§ WORK REQUIRED: Return every line of the data below that includes the string "MARUTI".

§ DATA FOR THIS TASK:
########################################

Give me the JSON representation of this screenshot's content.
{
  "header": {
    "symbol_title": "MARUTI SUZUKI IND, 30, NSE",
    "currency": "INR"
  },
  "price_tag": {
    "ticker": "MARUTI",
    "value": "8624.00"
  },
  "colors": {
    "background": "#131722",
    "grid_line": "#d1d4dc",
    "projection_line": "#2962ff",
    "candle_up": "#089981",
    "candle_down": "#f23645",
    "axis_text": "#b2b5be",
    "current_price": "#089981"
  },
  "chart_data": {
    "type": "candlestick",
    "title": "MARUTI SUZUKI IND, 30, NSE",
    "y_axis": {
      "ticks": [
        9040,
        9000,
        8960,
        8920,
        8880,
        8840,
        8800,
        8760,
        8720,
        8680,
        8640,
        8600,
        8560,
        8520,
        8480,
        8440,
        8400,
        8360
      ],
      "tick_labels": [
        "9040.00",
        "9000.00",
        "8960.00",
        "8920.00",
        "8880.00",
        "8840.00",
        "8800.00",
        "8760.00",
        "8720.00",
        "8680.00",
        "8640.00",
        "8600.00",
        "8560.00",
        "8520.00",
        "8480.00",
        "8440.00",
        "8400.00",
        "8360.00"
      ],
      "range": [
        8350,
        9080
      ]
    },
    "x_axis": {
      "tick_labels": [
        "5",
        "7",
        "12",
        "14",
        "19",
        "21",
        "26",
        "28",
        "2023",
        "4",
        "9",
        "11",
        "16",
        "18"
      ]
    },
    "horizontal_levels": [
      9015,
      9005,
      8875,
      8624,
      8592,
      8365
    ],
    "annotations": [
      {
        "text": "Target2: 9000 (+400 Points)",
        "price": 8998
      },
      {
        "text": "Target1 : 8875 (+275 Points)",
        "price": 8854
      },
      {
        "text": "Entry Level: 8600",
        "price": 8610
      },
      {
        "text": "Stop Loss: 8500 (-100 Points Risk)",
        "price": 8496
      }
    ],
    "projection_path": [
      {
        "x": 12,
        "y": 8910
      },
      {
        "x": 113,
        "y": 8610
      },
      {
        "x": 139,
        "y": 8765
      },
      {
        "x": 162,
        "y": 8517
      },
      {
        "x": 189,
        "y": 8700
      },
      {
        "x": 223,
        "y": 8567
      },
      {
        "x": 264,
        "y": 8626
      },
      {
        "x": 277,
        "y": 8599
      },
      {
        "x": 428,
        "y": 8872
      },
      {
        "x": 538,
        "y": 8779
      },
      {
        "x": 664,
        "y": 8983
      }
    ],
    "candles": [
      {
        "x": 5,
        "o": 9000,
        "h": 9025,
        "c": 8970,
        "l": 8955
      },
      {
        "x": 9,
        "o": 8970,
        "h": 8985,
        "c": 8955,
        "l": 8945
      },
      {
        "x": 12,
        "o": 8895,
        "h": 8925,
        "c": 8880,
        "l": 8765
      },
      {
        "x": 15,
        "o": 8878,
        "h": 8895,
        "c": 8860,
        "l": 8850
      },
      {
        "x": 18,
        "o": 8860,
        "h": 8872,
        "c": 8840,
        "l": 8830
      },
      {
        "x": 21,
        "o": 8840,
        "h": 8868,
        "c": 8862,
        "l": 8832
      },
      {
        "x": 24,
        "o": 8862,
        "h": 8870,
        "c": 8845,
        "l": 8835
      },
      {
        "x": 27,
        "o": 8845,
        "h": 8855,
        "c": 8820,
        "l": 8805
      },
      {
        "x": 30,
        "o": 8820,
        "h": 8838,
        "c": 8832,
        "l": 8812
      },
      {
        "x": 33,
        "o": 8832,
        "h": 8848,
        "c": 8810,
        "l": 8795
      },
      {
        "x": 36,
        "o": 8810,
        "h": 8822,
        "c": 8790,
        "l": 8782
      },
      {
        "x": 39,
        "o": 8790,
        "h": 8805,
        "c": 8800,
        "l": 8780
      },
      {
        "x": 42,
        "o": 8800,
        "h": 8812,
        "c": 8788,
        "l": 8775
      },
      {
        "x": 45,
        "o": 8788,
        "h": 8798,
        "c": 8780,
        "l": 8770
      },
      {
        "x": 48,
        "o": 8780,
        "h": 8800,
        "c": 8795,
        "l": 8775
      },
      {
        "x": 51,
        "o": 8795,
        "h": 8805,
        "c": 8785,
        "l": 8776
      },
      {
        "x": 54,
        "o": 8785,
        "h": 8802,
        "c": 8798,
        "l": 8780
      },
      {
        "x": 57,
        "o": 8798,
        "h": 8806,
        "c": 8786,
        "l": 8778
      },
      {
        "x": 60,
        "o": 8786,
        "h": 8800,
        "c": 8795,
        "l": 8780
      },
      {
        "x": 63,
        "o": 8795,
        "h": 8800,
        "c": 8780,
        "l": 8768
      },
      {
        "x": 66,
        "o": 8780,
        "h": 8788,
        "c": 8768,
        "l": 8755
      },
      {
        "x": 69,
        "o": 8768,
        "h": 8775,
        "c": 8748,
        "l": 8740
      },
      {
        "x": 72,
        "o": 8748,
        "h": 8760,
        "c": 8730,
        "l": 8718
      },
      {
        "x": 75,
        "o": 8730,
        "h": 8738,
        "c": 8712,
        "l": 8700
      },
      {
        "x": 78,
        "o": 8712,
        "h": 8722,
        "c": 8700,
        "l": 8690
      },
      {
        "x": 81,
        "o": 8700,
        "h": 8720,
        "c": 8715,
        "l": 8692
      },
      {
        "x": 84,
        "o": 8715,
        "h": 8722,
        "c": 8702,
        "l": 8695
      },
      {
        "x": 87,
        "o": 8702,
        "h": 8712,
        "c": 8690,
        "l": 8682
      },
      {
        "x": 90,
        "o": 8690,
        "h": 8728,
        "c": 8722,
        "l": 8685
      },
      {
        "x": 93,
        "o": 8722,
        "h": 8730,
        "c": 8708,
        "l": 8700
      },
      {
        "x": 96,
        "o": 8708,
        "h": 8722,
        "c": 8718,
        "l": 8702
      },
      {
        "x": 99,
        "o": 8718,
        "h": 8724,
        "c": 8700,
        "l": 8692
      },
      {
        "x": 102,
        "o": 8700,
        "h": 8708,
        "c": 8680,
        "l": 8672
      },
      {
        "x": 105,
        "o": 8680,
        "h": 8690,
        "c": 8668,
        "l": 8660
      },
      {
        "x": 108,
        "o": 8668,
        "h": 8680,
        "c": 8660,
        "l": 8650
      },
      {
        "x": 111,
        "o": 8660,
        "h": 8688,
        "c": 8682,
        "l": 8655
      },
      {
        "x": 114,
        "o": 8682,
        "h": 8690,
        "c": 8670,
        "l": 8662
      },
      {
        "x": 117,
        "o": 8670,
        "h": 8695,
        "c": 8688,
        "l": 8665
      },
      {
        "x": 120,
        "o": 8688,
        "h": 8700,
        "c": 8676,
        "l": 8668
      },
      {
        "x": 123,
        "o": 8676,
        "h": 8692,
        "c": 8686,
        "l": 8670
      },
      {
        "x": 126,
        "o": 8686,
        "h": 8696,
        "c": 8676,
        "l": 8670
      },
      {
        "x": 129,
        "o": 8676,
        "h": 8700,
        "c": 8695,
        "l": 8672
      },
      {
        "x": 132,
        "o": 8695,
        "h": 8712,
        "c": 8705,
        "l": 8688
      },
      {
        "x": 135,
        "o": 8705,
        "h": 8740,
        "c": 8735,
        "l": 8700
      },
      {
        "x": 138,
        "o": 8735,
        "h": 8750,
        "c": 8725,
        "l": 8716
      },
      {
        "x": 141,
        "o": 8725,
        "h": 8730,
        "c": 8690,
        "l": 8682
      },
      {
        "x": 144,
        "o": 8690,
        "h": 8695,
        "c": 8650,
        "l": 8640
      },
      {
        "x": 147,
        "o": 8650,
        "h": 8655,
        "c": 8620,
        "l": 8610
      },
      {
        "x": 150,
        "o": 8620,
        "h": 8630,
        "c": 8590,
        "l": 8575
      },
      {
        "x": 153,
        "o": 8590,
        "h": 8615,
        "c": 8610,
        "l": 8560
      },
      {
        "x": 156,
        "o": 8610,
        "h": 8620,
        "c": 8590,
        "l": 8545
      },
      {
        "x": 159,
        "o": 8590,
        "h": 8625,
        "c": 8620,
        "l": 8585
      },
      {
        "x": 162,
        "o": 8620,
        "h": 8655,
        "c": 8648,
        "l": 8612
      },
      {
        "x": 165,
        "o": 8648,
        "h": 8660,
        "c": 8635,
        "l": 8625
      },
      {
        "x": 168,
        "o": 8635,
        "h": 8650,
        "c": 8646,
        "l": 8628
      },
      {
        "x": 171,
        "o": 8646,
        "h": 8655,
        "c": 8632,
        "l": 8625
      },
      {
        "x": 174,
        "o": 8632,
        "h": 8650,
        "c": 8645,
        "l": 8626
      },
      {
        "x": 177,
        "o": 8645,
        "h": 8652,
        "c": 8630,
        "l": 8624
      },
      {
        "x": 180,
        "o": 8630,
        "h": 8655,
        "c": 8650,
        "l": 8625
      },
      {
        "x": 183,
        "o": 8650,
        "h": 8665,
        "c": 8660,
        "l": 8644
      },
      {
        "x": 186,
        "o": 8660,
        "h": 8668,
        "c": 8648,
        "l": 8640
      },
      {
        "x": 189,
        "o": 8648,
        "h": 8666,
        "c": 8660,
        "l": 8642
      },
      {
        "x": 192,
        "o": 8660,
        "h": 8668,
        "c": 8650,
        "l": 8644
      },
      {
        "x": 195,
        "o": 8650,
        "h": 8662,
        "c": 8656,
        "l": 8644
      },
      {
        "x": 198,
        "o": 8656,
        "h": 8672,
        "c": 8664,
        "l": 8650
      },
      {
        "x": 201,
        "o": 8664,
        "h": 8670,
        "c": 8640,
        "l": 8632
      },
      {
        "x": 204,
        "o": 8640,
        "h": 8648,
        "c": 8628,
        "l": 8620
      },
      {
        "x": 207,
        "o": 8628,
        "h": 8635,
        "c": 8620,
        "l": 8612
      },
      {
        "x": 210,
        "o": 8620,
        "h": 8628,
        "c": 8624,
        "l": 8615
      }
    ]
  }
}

########################################

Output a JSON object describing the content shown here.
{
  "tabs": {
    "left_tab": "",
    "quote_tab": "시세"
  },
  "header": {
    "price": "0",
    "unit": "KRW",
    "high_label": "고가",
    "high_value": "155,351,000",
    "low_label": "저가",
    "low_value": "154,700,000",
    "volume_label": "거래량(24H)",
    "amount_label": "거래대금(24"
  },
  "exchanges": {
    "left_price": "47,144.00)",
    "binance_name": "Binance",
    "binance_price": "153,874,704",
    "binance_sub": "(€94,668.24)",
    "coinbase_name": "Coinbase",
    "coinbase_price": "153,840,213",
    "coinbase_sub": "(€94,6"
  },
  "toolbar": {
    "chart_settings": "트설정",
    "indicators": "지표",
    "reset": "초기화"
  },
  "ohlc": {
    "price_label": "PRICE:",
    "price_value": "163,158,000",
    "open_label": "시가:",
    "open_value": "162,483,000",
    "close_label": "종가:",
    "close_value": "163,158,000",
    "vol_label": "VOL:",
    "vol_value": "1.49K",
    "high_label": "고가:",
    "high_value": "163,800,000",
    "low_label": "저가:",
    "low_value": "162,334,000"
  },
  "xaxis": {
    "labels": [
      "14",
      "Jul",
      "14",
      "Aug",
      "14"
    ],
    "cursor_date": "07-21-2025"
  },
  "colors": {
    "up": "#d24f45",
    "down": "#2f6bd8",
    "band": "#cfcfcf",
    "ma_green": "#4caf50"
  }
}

########################################

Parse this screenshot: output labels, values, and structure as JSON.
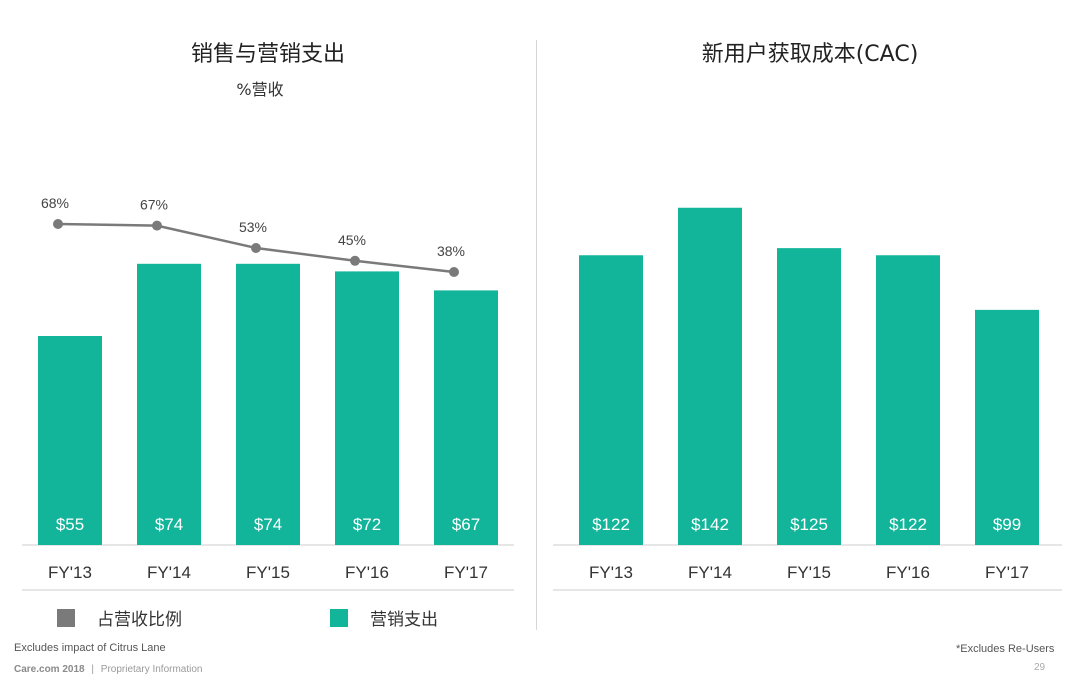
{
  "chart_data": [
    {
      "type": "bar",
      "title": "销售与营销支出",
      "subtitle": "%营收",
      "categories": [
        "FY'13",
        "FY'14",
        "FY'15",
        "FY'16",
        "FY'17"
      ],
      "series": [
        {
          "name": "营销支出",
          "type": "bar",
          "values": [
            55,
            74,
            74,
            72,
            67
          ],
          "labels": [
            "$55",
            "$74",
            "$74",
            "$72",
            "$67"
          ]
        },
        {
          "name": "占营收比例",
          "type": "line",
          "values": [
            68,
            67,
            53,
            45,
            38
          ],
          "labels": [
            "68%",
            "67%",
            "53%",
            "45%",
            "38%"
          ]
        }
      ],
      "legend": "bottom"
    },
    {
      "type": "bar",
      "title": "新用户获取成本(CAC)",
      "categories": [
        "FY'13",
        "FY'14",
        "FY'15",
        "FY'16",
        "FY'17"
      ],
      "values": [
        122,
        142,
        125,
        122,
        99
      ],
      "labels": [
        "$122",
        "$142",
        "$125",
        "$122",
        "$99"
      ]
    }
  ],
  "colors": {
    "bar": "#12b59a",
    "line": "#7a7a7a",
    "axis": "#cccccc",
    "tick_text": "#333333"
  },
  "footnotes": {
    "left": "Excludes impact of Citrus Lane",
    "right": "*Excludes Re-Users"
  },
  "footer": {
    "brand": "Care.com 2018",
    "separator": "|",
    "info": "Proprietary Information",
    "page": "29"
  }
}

########################################

§ EXERCISE RESPONSE:
    "symbol_title": "MARUTI SUZUKI IND, 30, NSE",
    "ticker": "MARUTI",
    "title": "MARUTI SUZUKI IND, 30, NSE",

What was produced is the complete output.